[Figure data in JSON]
▬▬▬▬▬▬

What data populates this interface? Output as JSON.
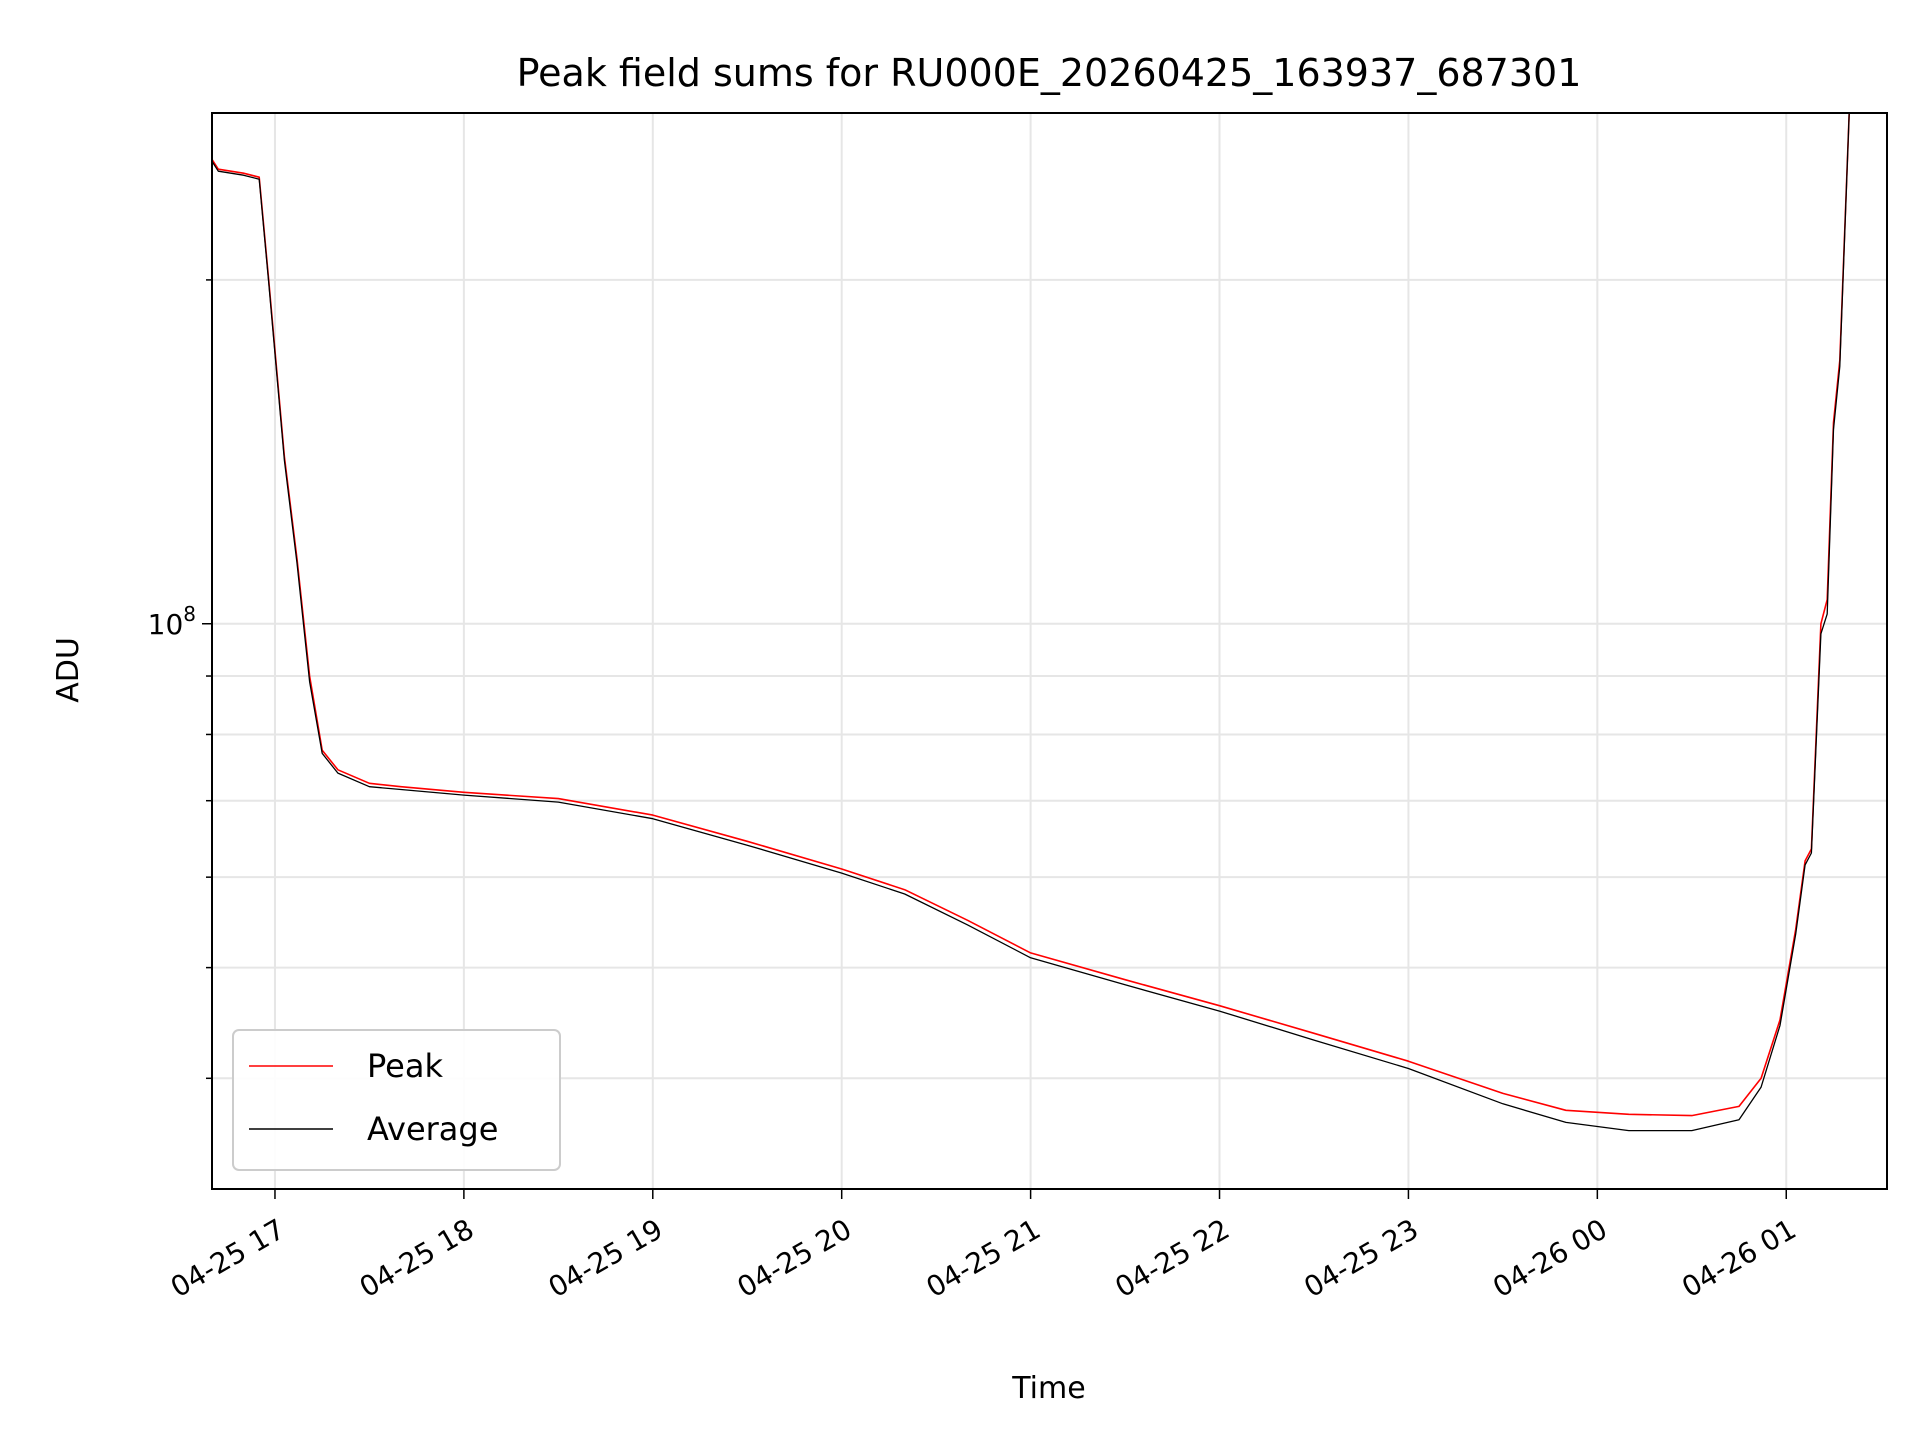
{
  "chart_data": {
    "type": "line",
    "title": "Peak field sums for RU000E_20260425_163937_687301",
    "xlabel": "Time",
    "ylabel": "ADU",
    "y_scale": "log",
    "grid": true,
    "legend_position": "lower-left",
    "xlim": [
      "2026-04-25 16:40",
      "2026-04-26 01:32"
    ],
    "ylim": [
      32000000,
      280000000
    ],
    "x_ticks": [
      {
        "t": "2026-04-25 17:00",
        "label": "04-25 17"
      },
      {
        "t": "2026-04-25 18:00",
        "label": "04-25 18"
      },
      {
        "t": "2026-04-25 19:00",
        "label": "04-25 19"
      },
      {
        "t": "2026-04-25 20:00",
        "label": "04-25 20"
      },
      {
        "t": "2026-04-25 21:00",
        "label": "04-25 21"
      },
      {
        "t": "2026-04-25 22:00",
        "label": "04-25 22"
      },
      {
        "t": "2026-04-25 23:00",
        "label": "04-25 23"
      },
      {
        "t": "2026-04-26 00:00",
        "label": "04-26 00"
      },
      {
        "t": "2026-04-26 01:00",
        "label": "04-26 01"
      }
    ],
    "y_major_ticks": [
      {
        "value": 100000000,
        "base": "10",
        "exp": "8"
      }
    ],
    "series": [
      {
        "name": "Peak",
        "color": "#ff0000",
        "points": [
          [
            "2026-04-25 16:40",
            255000000
          ],
          [
            "2026-04-25 16:42",
            250000000
          ],
          [
            "2026-04-25 16:50",
            248000000
          ],
          [
            "2026-04-25 16:55",
            246000000
          ],
          [
            "2026-04-25 16:58",
            200000000
          ],
          [
            "2026-04-25 17:03",
            140000000
          ],
          [
            "2026-04-25 17:07",
            114000000
          ],
          [
            "2026-04-25 17:11",
            90000000
          ],
          [
            "2026-04-25 17:15",
            77500000
          ],
          [
            "2026-04-25 17:20",
            74500000
          ],
          [
            "2026-04-25 17:30",
            72500000
          ],
          [
            "2026-04-25 17:40",
            72000000
          ],
          [
            "2026-04-25 18:00",
            71200000
          ],
          [
            "2026-04-25 18:30",
            70300000
          ],
          [
            "2026-04-25 19:00",
            68000000
          ],
          [
            "2026-04-25 19:30",
            64500000
          ],
          [
            "2026-04-25 20:00",
            61000000
          ],
          [
            "2026-04-25 20:20",
            58500000
          ],
          [
            "2026-04-25 20:40",
            55000000
          ],
          [
            "2026-04-25 21:00",
            51500000
          ],
          [
            "2026-04-25 21:30",
            48800000
          ],
          [
            "2026-04-25 22:00",
            46300000
          ],
          [
            "2026-04-25 22:30",
            43800000
          ],
          [
            "2026-04-25 23:00",
            41400000
          ],
          [
            "2026-04-25 23:30",
            38800000
          ],
          [
            "2026-04-25 23:50",
            37500000
          ],
          [
            "2026-04-26 00:10",
            37200000
          ],
          [
            "2026-04-26 00:30",
            37100000
          ],
          [
            "2026-04-26 00:45",
            37800000
          ],
          [
            "2026-04-26 00:52",
            40000000
          ],
          [
            "2026-04-26 00:58",
            45000000
          ],
          [
            "2026-04-26 01:03",
            54000000
          ],
          [
            "2026-04-26 01:06",
            62000000
          ],
          [
            "2026-04-26 01:08",
            63500000
          ],
          [
            "2026-04-26 01:11",
            100000000
          ],
          [
            "2026-04-26 01:13",
            105000000
          ],
          [
            "2026-04-26 01:15",
            150000000
          ],
          [
            "2026-04-26 01:17",
            170000000
          ],
          [
            "2026-04-26 01:20",
            280000000
          ]
        ]
      },
      {
        "name": "Average",
        "color": "#000000",
        "points": [
          [
            "2026-04-25 16:40",
            254000000
          ],
          [
            "2026-04-25 16:42",
            249000000
          ],
          [
            "2026-04-25 16:50",
            247000000
          ],
          [
            "2026-04-25 16:55",
            245000000
          ],
          [
            "2026-04-25 16:58",
            199000000
          ],
          [
            "2026-04-25 17:03",
            139000000
          ],
          [
            "2026-04-25 17:07",
            113000000
          ],
          [
            "2026-04-25 17:11",
            89000000
          ],
          [
            "2026-04-25 17:15",
            77000000
          ],
          [
            "2026-04-25 17:20",
            74000000
          ],
          [
            "2026-04-25 17:30",
            72000000
          ],
          [
            "2026-04-25 17:40",
            71600000
          ],
          [
            "2026-04-25 18:00",
            70800000
          ],
          [
            "2026-04-25 18:30",
            69800000
          ],
          [
            "2026-04-25 19:00",
            67500000
          ],
          [
            "2026-04-25 19:30",
            64000000
          ],
          [
            "2026-04-25 20:00",
            60500000
          ],
          [
            "2026-04-25 20:20",
            58000000
          ],
          [
            "2026-04-25 20:40",
            54500000
          ],
          [
            "2026-04-25 21:00",
            51000000
          ],
          [
            "2026-04-25 21:30",
            48300000
          ],
          [
            "2026-04-25 22:00",
            45800000
          ],
          [
            "2026-04-25 22:30",
            43200000
          ],
          [
            "2026-04-25 23:00",
            40800000
          ],
          [
            "2026-04-25 23:30",
            38000000
          ],
          [
            "2026-04-25 23:50",
            36600000
          ],
          [
            "2026-04-26 00:10",
            36000000
          ],
          [
            "2026-04-26 00:30",
            36000000
          ],
          [
            "2026-04-26 00:45",
            36800000
          ],
          [
            "2026-04-26 00:52",
            39300000
          ],
          [
            "2026-04-26 00:58",
            44500000
          ],
          [
            "2026-04-26 01:03",
            53500000
          ],
          [
            "2026-04-26 01:06",
            61500000
          ],
          [
            "2026-04-26 01:08",
            63000000
          ],
          [
            "2026-04-26 01:11",
            98000000
          ],
          [
            "2026-04-26 01:13",
            102000000
          ],
          [
            "2026-04-26 01:15",
            148000000
          ],
          [
            "2026-04-26 01:17",
            168000000
          ],
          [
            "2026-04-26 01:20",
            280000000
          ]
        ]
      }
    ]
  }
}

▬▬▬▬▬▬

DIRECTIONS FOR THIS TASK:
Make an exact reproduction of the listing above, without any pictures.

RESPONSE FOR THIS EXERCISE:
What data populates this interface? Output as JSON.
{
  "chart_data": {
    "type": "line",
    "title": "Peak field sums for RU000E_20260425_163937_687301",
    "xlabel": "Time",
    "ylabel": "ADU",
    "y_scale": "log",
    "grid": true,
    "legend_position": "lower-left",
    "xlim": [
      "2026-04-25 16:40",
      "2026-04-26 01:32"
    ],
    "ylim": [
      32000000,
      280000000
    ],
    "x_ticks": [
      {
        "t": "2026-04-25 17:00",
        "label": "04-25 17"
      },
      {
        "t": "2026-04-25 18:00",
        "label": "04-25 18"
      },
      {
        "t": "2026-04-25 19:00",
        "label": "04-25 19"
      },
      {
        "t": "2026-04-25 20:00",
        "label": "04-25 20"
      },
      {
        "t": "2026-04-25 21:00",
        "label": "04-25 21"
      },
      {
        "t": "2026-04-25 22:00",
        "label": "04-25 22"
      },
      {
        "t": "2026-04-25 23:00",
        "label": "04-25 23"
      },
      {
        "t": "2026-04-26 00:00",
        "label": "04-26 00"
      },
      {
        "t": "2026-04-26 01:00",
        "label": "04-26 01"
      }
    ],
    "y_major_ticks": [
      {
        "value": 100000000,
        "base": "10",
        "exp": "8"
      }
    ],
    "series": [
      {
        "name": "Peak",
        "color": "#ff0000",
        "points": [
          [
            "2026-04-25 16:40",
            255000000
          ],
          [
            "2026-04-25 16:42",
            250000000
          ],
          [
            "2026-04-25 16:50",
            248000000
          ],
          [
            "2026-04-25 16:55",
            246000000
          ],
          [
            "2026-04-25 16:58",
            200000000
          ],
          [
            "2026-04-25 17:03",
            140000000
          ],
          [
            "2026-04-25 17:07",
            114000000
          ],
          [
            "2026-04-25 17:11",
            90000000
          ],
          [
            "2026-04-25 17:15",
            77500000
          ],
          [
            "2026-04-25 17:20",
            74500000
          ],
          [
            "2026-04-25 17:30",
            72500000
          ],
          [
            "2026-04-25 17:40",
            72000000
          ],
          [
            "2026-04-25 18:00",
            71200000
          ],
          [
            "2026-04-25 18:30",
            70300000
          ],
          [
            "2026-04-25 19:00",
            68000000
          ],
          [
            "2026-04-25 19:30",
            64500000
          ],
          [
            "2026-04-25 20:00",
            61000000
          ],
          [
            "2026-04-25 20:20",
            58500000
          ],
          [
            "2026-04-25 20:40",
            55000000
          ],
          [
            "2026-04-25 21:00",
            51500000
          ],
          [
            "2026-04-25 21:30",
            48800000
          ],
          [
            "2026-04-25 22:00",
            46300000
          ],
          [
            "2026-04-25 22:30",
            43800000
          ],
          [
            "2026-04-25 23:00",
            41400000
          ],
          [
            "2026-04-25 23:30",
            38800000
          ],
          [
            "2026-04-25 23:50",
            37500000
          ],
          [
            "2026-04-26 00:10",
            37200000
          ],
          [
            "2026-04-26 00:30",
            37100000
          ],
          [
            "2026-04-26 00:45",
            37800000
          ],
          [
            "2026-04-26 00:52",
            40000000
          ],
          [
            "2026-04-26 00:58",
            45000000
          ],
          [
            "2026-04-26 01:03",
            54000000
          ],
          [
            "2026-04-26 01:06",
            62000000
          ],
          [
            "2026-04-26 01:08",
            63500000
          ],
          [
            "2026-04-26 01:11",
            100000000
          ],
          [
            "2026-04-26 01:13",
            105000000
          ],
          [
            "2026-04-26 01:15",
            150000000
          ],
          [
            "2026-04-26 01:17",
            170000000
          ],
          [
            "2026-04-26 01:20",
            280000000
          ]
        ]
      },
      {
        "name": "Average",
        "color": "#000000",
        "points": [
          [
            "2026-04-25 16:40",
            254000000
          ],
          [
            "2026-04-25 16:42",
            249000000
          ],
          [
            "2026-04-25 16:50",
            247000000
          ],
          [
            "2026-04-25 16:55",
            245000000
          ],
          [
            "2026-04-25 16:58",
            199000000
          ],
          [
            "2026-04-25 17:03",
            139000000
          ],
          [
            "2026-04-25 17:07",
            113000000
          ],
          [
            "2026-04-25 17:11",
            89000000
          ],
          [
            "2026-04-25 17:15",
            77000000
          ],
          [
            "2026-04-25 17:20",
            74000000
          ],
          [
            "2026-04-25 17:30",
            72000000
          ],
          [
            "2026-04-25 17:40",
            71600000
          ],
          [
            "2026-04-25 18:00",
            70800000
          ],
          [
            "2026-04-25 18:30",
            69800000
          ],
          [
            "2026-04-25 19:00",
            67500000
          ],
          [
            "2026-04-25 19:30",
            64000000
          ],
          [
            "2026-04-25 20:00",
            60500000
          ],
          [
            "2026-04-25 20:20",
            58000000
          ],
          [
            "2026-04-25 20:40",
            54500000
          ],
          [
            "2026-04-25 21:00",
            51000000
          ],
          [
            "2026-04-25 21:30",
            48300000
          ],
          [
            "2026-04-25 22:00",
            45800000
          ],
          [
            "2026-04-25 22:30",
            43200000
          ],
          [
            "2026-04-25 23:00",
            40800000
          ],
          [
            "2026-04-25 23:30",
            38000000
          ],
          [
            "2026-04-25 23:50",
            36600000
          ],
          [
            "2026-04-26 00:10",
            36000000
          ],
          [
            "2026-04-26 00:30",
            36000000
          ],
          [
            "2026-04-26 00:45",
            36800000
          ],
          [
            "2026-04-26 00:52",
            39300000
          ],
          [
            "2026-04-26 00:58",
            44500000
          ],
          [
            "2026-04-26 01:03",
            53500000
          ],
          [
            "2026-04-26 01:06",
            61500000
          ],
          [
            "2026-04-26 01:08",
            63000000
          ],
          [
            "2026-04-26 01:11",
            98000000
          ],
          [
            "2026-04-26 01:13",
            102000000
          ],
          [
            "2026-04-26 01:15",
            148000000
          ],
          [
            "2026-04-26 01:17",
            168000000
          ],
          [
            "2026-04-26 01:20",
            280000000
          ]
        ]
      }
    ]
  }
}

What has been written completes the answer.